* _Data section_:
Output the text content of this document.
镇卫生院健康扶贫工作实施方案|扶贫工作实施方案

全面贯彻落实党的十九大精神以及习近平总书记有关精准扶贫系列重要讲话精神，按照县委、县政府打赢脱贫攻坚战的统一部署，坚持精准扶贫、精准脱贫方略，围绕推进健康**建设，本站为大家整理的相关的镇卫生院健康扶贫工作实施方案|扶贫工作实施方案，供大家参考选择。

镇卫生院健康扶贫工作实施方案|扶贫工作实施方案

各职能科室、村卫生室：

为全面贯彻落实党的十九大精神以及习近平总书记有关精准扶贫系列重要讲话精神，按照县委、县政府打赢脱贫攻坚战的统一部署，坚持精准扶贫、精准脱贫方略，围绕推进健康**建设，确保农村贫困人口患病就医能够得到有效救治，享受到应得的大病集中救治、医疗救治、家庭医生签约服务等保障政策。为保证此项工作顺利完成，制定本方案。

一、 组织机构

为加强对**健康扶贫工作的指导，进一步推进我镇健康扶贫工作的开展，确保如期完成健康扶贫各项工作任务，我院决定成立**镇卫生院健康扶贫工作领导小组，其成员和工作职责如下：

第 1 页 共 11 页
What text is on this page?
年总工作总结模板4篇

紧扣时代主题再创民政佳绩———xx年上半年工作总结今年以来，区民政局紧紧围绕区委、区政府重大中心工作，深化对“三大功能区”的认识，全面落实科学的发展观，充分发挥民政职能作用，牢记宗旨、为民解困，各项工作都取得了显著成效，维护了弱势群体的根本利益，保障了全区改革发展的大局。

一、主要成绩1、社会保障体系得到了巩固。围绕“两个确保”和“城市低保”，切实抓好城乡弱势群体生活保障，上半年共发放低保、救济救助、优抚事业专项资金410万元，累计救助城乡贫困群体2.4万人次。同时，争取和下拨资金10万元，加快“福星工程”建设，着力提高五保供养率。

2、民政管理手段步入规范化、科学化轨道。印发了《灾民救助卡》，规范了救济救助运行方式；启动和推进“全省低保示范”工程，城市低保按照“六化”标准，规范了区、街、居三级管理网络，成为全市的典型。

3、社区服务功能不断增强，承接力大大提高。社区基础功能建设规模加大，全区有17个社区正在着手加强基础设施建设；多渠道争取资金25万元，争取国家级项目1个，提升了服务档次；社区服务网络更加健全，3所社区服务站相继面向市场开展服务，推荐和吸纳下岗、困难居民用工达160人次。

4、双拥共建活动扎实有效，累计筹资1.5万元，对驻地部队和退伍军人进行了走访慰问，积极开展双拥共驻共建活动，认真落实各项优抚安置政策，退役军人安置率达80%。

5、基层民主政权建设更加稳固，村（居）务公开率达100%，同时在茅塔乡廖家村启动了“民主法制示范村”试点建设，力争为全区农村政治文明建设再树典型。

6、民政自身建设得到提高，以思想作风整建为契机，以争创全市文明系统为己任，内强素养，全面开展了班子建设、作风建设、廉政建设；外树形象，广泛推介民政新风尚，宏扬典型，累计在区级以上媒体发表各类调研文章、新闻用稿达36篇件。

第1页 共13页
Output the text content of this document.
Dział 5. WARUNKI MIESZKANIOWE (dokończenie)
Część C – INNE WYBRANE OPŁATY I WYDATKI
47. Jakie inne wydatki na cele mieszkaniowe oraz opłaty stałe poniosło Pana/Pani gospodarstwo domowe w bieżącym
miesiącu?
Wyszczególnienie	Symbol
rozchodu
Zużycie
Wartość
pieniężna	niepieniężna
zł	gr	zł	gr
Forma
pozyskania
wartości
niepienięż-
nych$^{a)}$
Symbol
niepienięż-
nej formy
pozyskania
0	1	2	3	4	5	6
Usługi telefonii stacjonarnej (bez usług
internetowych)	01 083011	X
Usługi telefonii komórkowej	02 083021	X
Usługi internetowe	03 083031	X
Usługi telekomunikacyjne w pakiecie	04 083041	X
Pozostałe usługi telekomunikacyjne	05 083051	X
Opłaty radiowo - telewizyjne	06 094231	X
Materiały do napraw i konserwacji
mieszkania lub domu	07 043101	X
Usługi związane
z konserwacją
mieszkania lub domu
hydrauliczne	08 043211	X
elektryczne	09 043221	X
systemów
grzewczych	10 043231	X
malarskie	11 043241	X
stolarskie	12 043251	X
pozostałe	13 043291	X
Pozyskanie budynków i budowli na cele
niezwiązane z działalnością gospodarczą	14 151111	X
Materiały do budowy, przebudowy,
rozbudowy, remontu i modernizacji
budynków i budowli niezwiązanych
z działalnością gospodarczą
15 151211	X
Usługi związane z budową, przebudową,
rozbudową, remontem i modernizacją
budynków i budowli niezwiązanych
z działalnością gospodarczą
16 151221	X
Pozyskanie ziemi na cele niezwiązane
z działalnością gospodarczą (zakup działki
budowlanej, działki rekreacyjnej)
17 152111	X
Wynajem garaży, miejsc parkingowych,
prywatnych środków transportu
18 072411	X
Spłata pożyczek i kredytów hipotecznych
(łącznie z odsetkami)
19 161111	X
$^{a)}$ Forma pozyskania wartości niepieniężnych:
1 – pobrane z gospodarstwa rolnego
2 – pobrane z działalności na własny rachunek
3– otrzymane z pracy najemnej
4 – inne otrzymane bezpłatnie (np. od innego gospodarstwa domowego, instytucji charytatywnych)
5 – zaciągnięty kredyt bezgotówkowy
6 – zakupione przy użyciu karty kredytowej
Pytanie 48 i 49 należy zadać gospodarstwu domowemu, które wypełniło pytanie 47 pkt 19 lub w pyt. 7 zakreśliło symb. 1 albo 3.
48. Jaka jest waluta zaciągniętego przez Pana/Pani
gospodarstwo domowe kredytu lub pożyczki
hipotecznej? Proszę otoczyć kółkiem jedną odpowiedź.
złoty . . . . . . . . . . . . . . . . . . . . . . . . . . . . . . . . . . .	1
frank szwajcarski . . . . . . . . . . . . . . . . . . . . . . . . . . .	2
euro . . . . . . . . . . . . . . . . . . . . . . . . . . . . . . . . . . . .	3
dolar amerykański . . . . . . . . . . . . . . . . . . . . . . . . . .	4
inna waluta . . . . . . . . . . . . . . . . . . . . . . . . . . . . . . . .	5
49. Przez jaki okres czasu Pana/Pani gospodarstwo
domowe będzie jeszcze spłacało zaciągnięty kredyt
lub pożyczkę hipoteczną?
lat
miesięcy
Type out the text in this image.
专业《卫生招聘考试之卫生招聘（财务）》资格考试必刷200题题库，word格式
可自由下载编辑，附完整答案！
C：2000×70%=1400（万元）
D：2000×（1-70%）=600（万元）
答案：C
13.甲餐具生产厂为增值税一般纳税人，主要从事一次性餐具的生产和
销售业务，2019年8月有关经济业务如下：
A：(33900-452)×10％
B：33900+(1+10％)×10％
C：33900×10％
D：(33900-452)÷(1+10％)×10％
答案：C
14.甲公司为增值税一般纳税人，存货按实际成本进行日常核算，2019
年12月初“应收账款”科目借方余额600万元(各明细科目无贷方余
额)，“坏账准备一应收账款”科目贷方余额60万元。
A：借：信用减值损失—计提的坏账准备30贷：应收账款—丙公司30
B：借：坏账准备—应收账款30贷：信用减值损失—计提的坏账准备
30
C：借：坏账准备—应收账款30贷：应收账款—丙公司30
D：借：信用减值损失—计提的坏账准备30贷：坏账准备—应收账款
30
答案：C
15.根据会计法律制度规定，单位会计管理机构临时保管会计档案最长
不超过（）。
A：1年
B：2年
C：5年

* _Task details_:
Search the entries for the word "mieszkania" and copy every line that has it.

* _Task solution_:
mieszkania lub domu	07 043101	X
mieszkania lub domu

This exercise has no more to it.